● **PROVIDED RECORDS**
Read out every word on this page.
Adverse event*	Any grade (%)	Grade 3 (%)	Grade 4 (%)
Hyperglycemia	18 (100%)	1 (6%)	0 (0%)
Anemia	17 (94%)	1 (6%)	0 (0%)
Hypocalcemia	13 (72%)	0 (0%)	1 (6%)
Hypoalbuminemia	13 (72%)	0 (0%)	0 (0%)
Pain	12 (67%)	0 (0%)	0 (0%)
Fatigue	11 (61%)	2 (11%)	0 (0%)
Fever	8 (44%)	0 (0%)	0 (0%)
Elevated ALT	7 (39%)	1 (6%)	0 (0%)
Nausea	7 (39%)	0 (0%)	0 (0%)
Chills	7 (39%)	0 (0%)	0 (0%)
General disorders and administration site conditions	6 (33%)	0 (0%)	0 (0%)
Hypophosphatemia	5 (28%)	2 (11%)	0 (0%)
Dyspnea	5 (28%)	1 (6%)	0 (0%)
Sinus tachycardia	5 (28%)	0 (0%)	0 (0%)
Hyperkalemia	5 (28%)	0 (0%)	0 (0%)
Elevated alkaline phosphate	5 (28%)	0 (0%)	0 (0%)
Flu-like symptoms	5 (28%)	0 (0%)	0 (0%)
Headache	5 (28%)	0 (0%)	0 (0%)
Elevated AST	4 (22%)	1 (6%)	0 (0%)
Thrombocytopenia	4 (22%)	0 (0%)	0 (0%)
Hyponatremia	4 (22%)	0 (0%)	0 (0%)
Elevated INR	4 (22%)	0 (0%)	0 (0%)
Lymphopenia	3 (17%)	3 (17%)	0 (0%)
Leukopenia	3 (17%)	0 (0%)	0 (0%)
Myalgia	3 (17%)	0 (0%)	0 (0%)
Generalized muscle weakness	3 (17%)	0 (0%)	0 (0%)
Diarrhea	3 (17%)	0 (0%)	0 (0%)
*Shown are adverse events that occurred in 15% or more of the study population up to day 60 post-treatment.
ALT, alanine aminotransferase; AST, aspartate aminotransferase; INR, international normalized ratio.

● **REQUIREMENTS**
Transcribe the material above word for word.

● **OUTPUT FOR THIS TASK**
Read out every word on this page.
Adverse event*	Any grade (%)	Grade 3 (%)	Grade 4 (%)
Hyperglycemia	18 (100%)	1 (6%)	0 (0%)
Anemia	17 (94%)	1 (6%)	0 (0%)
Hypocalcemia	13 (72%)	0 (0%)	1 (6%)
Hypoalbuminemia	13 (72%)	0 (0%)	0 (0%)
Pain	12 (67%)	0 (0%)	0 (0%)
Fatigue	11 (61%)	2 (11%)	0 (0%)
Fever	8 (44%)	0 (0%)	0 (0%)
Elevated ALT	7 (39%)	1 (6%)	0 (0%)
Nausea	7 (39%)	0 (0%)	0 (0%)
Chills	7 (39%)	0 (0%)	0 (0%)
General disorders and administration site conditions	6 (33%)	0 (0%)	0 (0%)
Hypophosphatemia	5 (28%)	2 (11%)	0 (0%)
Dyspnea	5 (28%)	1 (6%)	0 (0%)
Sinus tachycardia	5 (28%)	0 (0%)	0 (0%)
Hyperkalemia	5 (28%)	0 (0%)	0 (0%)
Elevated alkaline phosphate	5 (28%)	0 (0%)	0 (0%)
Flu-like symptoms	5 (28%)	0 (0%)	0 (0%)
Headache	5 (28%)	0 (0%)	0 (0%)
Elevated AST	4 (22%)	1 (6%)	0 (0%)
Thrombocytopenia	4 (22%)	0 (0%)	0 (0%)
Hyponatremia	4 (22%)	0 (0%)	0 (0%)
Elevated INR	4 (22%)	0 (0%)	0 (0%)
Lymphopenia	3 (17%)	3 (17%)	0 (0%)
Leukopenia	3 (17%)	0 (0%)	0 (0%)
Myalgia	3 (17%)	0 (0%)	0 (0%)
Generalized muscle weakness	3 (17%)	0 (0%)	0 (0%)
Diarrhea	3 (17%)	0 (0%)	0 (0%)
*Shown are adverse events that occurred in 15% or more of the study population up to day 60 post-treatment.
ALT, alanine aminotransferase; AST, aspartate aminotransferase; INR, international normalized ratio.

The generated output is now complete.